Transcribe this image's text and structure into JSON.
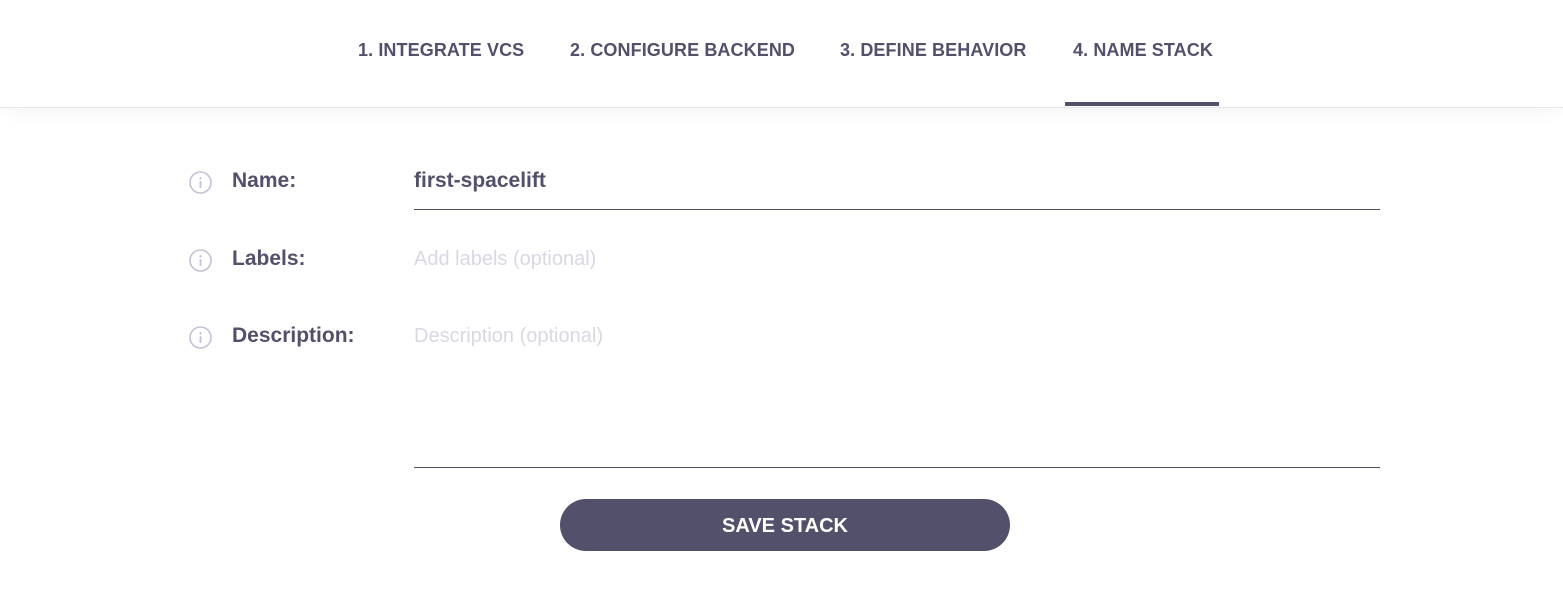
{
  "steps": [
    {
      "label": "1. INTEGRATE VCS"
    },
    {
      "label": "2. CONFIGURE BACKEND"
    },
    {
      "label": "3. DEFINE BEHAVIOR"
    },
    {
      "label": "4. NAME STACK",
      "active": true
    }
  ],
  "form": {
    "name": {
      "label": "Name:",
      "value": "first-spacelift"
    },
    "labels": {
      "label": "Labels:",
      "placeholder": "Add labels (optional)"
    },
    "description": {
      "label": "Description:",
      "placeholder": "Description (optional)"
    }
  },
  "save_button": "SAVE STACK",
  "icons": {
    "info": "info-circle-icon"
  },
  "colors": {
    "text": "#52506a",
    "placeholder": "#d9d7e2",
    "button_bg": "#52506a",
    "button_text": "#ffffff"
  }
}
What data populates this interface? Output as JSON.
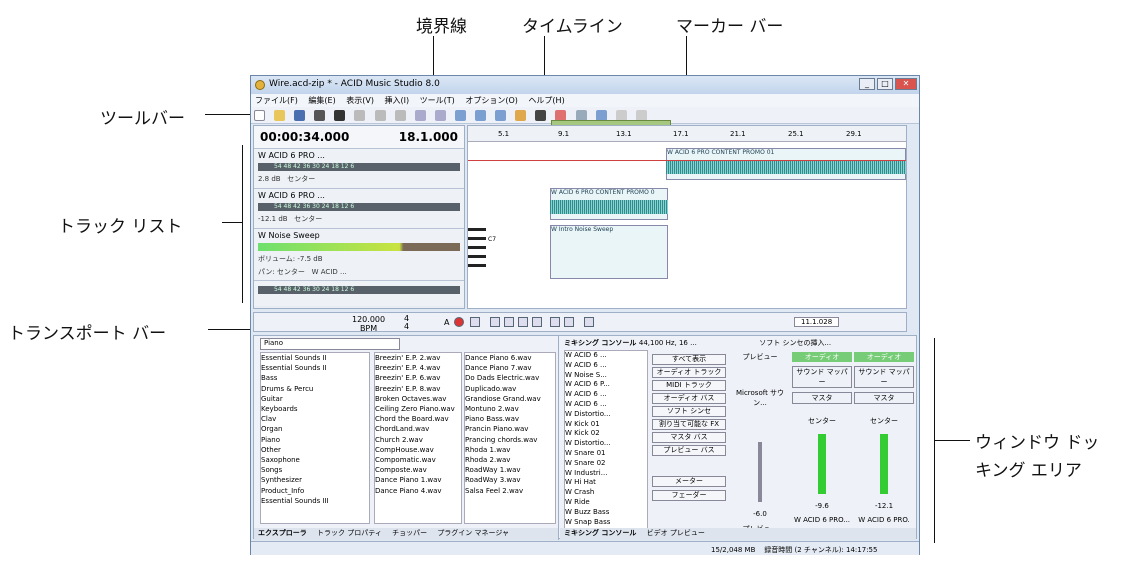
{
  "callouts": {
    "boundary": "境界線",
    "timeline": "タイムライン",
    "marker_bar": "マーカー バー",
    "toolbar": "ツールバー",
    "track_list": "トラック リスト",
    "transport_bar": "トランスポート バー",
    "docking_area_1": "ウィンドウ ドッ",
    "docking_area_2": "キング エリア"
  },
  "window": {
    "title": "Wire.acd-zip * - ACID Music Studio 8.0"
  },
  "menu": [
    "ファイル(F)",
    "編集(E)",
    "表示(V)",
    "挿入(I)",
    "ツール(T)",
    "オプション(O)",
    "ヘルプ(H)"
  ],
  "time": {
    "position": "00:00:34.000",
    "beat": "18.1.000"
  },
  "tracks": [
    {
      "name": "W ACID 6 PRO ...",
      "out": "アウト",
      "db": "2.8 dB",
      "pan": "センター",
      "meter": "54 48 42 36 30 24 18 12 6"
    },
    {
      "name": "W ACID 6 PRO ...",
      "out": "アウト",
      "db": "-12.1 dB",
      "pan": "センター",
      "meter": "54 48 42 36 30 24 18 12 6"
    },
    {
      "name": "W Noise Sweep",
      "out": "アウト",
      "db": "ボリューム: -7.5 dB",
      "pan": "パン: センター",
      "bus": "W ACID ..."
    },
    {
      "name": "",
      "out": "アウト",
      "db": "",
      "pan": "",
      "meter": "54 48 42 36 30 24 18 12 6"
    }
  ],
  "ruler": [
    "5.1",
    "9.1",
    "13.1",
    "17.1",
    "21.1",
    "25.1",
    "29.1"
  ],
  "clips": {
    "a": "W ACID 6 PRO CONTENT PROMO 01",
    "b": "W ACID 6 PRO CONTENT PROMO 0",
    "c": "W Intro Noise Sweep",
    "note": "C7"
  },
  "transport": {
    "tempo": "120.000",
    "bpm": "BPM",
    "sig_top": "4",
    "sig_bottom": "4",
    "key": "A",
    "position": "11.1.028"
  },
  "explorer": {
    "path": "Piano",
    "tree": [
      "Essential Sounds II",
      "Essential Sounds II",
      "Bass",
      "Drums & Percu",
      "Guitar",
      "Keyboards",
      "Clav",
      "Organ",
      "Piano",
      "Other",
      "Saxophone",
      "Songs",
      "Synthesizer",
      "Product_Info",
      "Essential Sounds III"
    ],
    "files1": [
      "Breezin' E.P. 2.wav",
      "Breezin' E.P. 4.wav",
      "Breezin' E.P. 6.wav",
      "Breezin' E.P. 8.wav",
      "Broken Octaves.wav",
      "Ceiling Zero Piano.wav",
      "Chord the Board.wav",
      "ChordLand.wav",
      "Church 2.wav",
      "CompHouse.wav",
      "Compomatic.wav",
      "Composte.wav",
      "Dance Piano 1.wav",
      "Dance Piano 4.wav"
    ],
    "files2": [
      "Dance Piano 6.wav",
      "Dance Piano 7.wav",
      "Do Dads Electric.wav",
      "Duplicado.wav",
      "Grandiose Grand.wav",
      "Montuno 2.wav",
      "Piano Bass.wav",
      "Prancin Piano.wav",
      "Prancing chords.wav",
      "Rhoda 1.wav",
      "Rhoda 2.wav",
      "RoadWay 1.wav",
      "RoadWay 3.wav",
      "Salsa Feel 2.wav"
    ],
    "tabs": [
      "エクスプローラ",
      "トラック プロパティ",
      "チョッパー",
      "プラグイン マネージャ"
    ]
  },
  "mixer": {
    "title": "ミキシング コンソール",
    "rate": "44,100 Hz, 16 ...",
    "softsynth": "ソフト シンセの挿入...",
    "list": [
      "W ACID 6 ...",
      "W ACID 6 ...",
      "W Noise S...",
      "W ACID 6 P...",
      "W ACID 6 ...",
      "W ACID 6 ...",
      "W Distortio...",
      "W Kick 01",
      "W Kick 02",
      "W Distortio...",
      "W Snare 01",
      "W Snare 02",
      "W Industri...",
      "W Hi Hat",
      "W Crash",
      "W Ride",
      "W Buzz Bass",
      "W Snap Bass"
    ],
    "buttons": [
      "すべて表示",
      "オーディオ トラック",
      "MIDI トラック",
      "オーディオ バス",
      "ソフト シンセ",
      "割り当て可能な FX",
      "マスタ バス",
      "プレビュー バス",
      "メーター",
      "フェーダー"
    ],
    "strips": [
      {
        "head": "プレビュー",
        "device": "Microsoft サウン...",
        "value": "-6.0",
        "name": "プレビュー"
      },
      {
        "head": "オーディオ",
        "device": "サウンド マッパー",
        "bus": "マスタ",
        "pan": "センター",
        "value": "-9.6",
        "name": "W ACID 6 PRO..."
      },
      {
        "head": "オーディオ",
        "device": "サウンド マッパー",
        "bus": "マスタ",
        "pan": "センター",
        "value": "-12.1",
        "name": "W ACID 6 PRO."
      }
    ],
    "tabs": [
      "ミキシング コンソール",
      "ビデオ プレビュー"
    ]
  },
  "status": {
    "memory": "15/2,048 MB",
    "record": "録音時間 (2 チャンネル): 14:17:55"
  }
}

→ **Written instruction**
Please write out all of the material above without changing a word, and omit any pictures.

→ **Solved exercise**
Transcribe this image's text and structure into JSON.
{
  "steps": [
    {
      "label": "1. INTEGRATE VCS"
    },
    {
      "label": "2. CONFIGURE BACKEND"
    },
    {
      "label": "3. DEFINE BEHAVIOR"
    },
    {
      "label": "4. NAME STACK",
      "active": true
    }
  ],
  "form": {
    "name": {
      "label": "Name:",
      "value": "first-spacelift"
    },
    "labels": {
      "label": "Labels:",
      "placeholder": "Add labels (optional)"
    },
    "description": {
      "label": "Description:",
      "placeholder": "Description (optional)"
    }
  },
  "save_button": "SAVE STACK",
  "icons": {
    "info": "info-circle-icon"
  },
  "colors": {
    "text": "#52506a",
    "placeholder": "#d9d7e2",
    "button_bg": "#52506a",
    "button_text": "#ffffff"
  }
}
What data populates this interface? Output as JSON.
{
  "callouts": {
    "boundary": "境界線",
    "timeline": "タイムライン",
    "marker_bar": "マーカー バー",
    "toolbar": "ツールバー",
    "track_list": "トラック リスト",
    "transport_bar": "トランスポート バー",
    "docking_area_1": "ウィンドウ ドッ",
    "docking_area_2": "キング エリア"
  },
  "window": {
    "title": "Wire.acd-zip * - ACID Music Studio 8.0"
  },
  "menu": [
    "ファイル(F)",
    "編集(E)",
    "表示(V)",
    "挿入(I)",
    "ツール(T)",
    "オプション(O)",
    "ヘルプ(H)"
  ],
  "time": {
    "position": "00:00:34.000",
    "beat": "18.1.000"
  },
  "tracks": [
    {
      "name": "W ACID 6 PRO ...",
      "out": "アウト",
      "db": "2.8 dB",
      "pan": "センター",
      "meter": "54 48 42 36 30 24 18 12 6"
    },
    {
      "name": "W ACID 6 PRO ...",
      "out": "アウト",
      "db": "-12.1 dB",
      "pan": "センター",
      "meter": "54 48 42 36 30 24 18 12 6"
    },
    {
      "name": "W Noise Sweep",
      "out": "アウト",
      "db": "ボリューム: -7.5 dB",
      "pan": "パン: センター",
      "bus": "W ACID ..."
    },
    {
      "name": "",
      "out": "アウト",
      "db": "",
      "pan": "",
      "meter": "54 48 42 36 30 24 18 12 6"
    }
  ],
  "ruler": [
    "5.1",
    "9.1",
    "13.1",
    "17.1",
    "21.1",
    "25.1",
    "29.1"
  ],
  "clips": {
    "a": "W ACID 6 PRO CONTENT PROMO 01",
    "b": "W ACID 6 PRO CONTENT PROMO 0",
    "c": "W Intro Noise Sweep",
    "note": "C7"
  },
  "transport": {
    "tempo": "120.000",
    "bpm": "BPM",
    "sig_top": "4",
    "sig_bottom": "4",
    "key": "A",
    "position": "11.1.028"
  },
  "explorer": {
    "path": "Piano",
    "tree": [
      "Essential Sounds II",
      "Essential Sounds II",
      "Bass",
      "Drums & Percu",
      "Guitar",
      "Keyboards",
      "Clav",
      "Organ",
      "Piano",
      "Other",
      "Saxophone",
      "Songs",
      "Synthesizer",
      "Product_Info",
      "Essential Sounds III"
    ],
    "files1": [
      "Breezin' E.P. 2.wav",
      "Breezin' E.P. 4.wav",
      "Breezin' E.P. 6.wav",
      "Breezin' E.P. 8.wav",
      "Broken Octaves.wav",
      "Ceiling Zero Piano.wav",
      "Chord the Board.wav",
      "ChordLand.wav",
      "Church 2.wav",
      "CompHouse.wav",
      "Compomatic.wav",
      "Composte.wav",
      "Dance Piano 1.wav",
      "Dance Piano 4.wav"
    ],
    "files2": [
      "Dance Piano 6.wav",
      "Dance Piano 7.wav",
      "Do Dads Electric.wav",
      "Duplicado.wav",
      "Grandiose Grand.wav",
      "Montuno 2.wav",
      "Piano Bass.wav",
      "Prancin Piano.wav",
      "Prancing chords.wav",
      "Rhoda 1.wav",
      "Rhoda 2.wav",
      "RoadWay 1.wav",
      "RoadWay 3.wav",
      "Salsa Feel 2.wav"
    ],
    "tabs": [
      "エクスプローラ",
      "トラック プロパティ",
      "チョッパー",
      "プラグイン マネージャ"
    ]
  },
  "mixer": {
    "title": "ミキシング コンソール",
    "rate": "44,100 Hz, 16 ...",
    "softsynth": "ソフト シンセの挿入...",
    "list": [
      "W ACID 6 ...",
      "W ACID 6 ...",
      "W Noise S...",
      "W ACID 6 P...",
      "W ACID 6 ...",
      "W ACID 6 ...",
      "W Distortio...",
      "W Kick 01",
      "W Kick 02",
      "W Distortio...",
      "W Snare 01",
      "W Snare 02",
      "W Industri...",
      "W Hi Hat",
      "W Crash",
      "W Ride",
      "W Buzz Bass",
      "W Snap Bass"
    ],
    "buttons": [
      "すべて表示",
      "オーディオ トラック",
      "MIDI トラック",
      "オーディオ バス",
      "ソフト シンセ",
      "割り当て可能な FX",
      "マスタ バス",
      "プレビュー バス",
      "メーター",
      "フェーダー"
    ],
    "strips": [
      {
        "head": "プレビュー",
        "device": "Microsoft サウン...",
        "value": "-6.0",
        "name": "プレビュー"
      },
      {
        "head": "オーディオ",
        "device": "サウンド マッパー",
        "bus": "マスタ",
        "pan": "センター",
        "value": "-9.6",
        "name": "W ACID 6 PRO..."
      },
      {
        "head": "オーディオ",
        "device": "サウンド マッパー",
        "bus": "マスタ",
        "pan": "センター",
        "value": "-12.1",
        "name": "W ACID 6 PRO."
      }
    ],
    "tabs": [
      "ミキシング コンソール",
      "ビデオ プレビュー"
    ]
  },
  "status": {
    "memory": "15/2,048 MB",
    "record": "録音時間 (2 チャンネル): 14:17:55"
  }
}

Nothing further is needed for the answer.